RECORDS SUPPLIED ->
·····

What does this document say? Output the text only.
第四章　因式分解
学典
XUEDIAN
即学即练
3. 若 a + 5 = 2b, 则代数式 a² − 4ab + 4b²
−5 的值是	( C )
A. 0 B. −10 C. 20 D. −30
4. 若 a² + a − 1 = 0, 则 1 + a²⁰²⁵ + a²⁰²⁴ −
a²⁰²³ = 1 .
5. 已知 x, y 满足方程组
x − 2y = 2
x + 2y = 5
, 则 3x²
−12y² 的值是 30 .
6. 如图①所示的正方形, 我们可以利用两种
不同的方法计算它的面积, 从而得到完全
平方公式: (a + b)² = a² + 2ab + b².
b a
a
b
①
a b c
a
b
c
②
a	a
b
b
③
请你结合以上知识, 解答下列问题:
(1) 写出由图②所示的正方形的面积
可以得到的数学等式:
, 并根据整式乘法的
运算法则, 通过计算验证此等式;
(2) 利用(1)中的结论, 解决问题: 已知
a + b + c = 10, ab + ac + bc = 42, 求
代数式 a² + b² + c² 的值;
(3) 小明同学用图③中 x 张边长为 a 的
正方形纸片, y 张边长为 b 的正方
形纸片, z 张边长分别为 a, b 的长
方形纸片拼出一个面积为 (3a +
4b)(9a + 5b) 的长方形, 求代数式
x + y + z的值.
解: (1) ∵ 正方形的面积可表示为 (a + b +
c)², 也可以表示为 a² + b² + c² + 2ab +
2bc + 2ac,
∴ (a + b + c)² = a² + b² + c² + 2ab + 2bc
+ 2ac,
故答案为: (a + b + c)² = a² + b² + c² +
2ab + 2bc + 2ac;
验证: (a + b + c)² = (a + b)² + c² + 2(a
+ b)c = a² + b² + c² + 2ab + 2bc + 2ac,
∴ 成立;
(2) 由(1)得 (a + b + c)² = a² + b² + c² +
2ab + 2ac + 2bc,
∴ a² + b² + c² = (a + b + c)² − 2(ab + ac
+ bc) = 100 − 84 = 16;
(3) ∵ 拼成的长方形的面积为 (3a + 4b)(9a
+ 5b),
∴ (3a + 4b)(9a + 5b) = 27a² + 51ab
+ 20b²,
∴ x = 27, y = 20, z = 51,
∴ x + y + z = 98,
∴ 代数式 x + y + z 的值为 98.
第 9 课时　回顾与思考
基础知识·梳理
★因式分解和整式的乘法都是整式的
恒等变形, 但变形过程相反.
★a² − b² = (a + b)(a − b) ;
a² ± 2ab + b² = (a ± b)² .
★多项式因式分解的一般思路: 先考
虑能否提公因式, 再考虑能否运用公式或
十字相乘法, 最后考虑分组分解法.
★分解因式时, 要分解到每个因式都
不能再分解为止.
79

·····

WHAT THE EXERCISE ASKS -> Please output every record, keeping each line exact.

RESPONSE BELOW ->
What does this document say? Output the text only.
第四章　因式分解
学典
XUEDIAN
即学即练
3. 若 a + 5 = 2b, 则代数式 a² − 4ab + 4b²
−5 的值是	( C )
A. 0 B. −10 C. 20 D. −30
4. 若 a² + a − 1 = 0, 则 1 + a²⁰²⁵ + a²⁰²⁴ −
a²⁰²³ = 1 .
5. 已知 x, y 满足方程组
x − 2y = 2
x + 2y = 5
, 则 3x²
−12y² 的值是 30 .
6. 如图①所示的正方形, 我们可以利用两种
不同的方法计算它的面积, 从而得到完全
平方公式: (a + b)² = a² + 2ab + b².
b a
a
b
①
a b c
a
b
c
②
a	a
b
b
③
请你结合以上知识, 解答下列问题:
(1) 写出由图②所示的正方形的面积
可以得到的数学等式:
, 并根据整式乘法的
运算法则, 通过计算验证此等式;
(2) 利用(1)中的结论, 解决问题: 已知
a + b + c = 10, ab + ac + bc = 42, 求
代数式 a² + b² + c² 的值;
(3) 小明同学用图③中 x 张边长为 a 的
正方形纸片, y 张边长为 b 的正方
形纸片, z 张边长分别为 a, b 的长
方形纸片拼出一个面积为 (3a +
4b)(9a + 5b) 的长方形, 求代数式
x + y + z的值.
解: (1) ∵ 正方形的面积可表示为 (a + b +
c)², 也可以表示为 a² + b² + c² + 2ab +
2bc + 2ac,
∴ (a + b + c)² = a² + b² + c² + 2ab + 2bc
+ 2ac,
故答案为: (a + b + c)² = a² + b² + c² +
2ab + 2bc + 2ac;
验证: (a + b + c)² = (a + b)² + c² + 2(a
+ b)c = a² + b² + c² + 2ab + 2bc + 2ac,
∴ 成立;
(2) 由(1)得 (a + b + c)² = a² + b² + c² +
2ab + 2ac + 2bc,
∴ a² + b² + c² = (a + b + c)² − 2(ab + ac
+ bc) = 100 − 84 = 16;
(3) ∵ 拼成的长方形的面积为 (3a + 4b)(9a
+ 5b),
∴ (3a + 4b)(9a + 5b) = 27a² + 51ab
+ 20b²,
∴ x = 27, y = 20, z = 51,
∴ x + y + z = 98,
∴ 代数式 x + y + z 的值为 98.
第 9 课时　回顾与思考
基础知识·梳理
★因式分解和整式的乘法都是整式的
恒等变形, 但变形过程相反.
★a² − b² = (a + b)(a − b) ;
a² ± 2ab + b² = (a ± b)² .
★多项式因式分解的一般思路: 先考
虑能否提公因式, 再考虑能否运用公式或
十字相乘法, 最后考虑分组分解法.
★分解因式时, 要分解到每个因式都
不能再分解为止.
79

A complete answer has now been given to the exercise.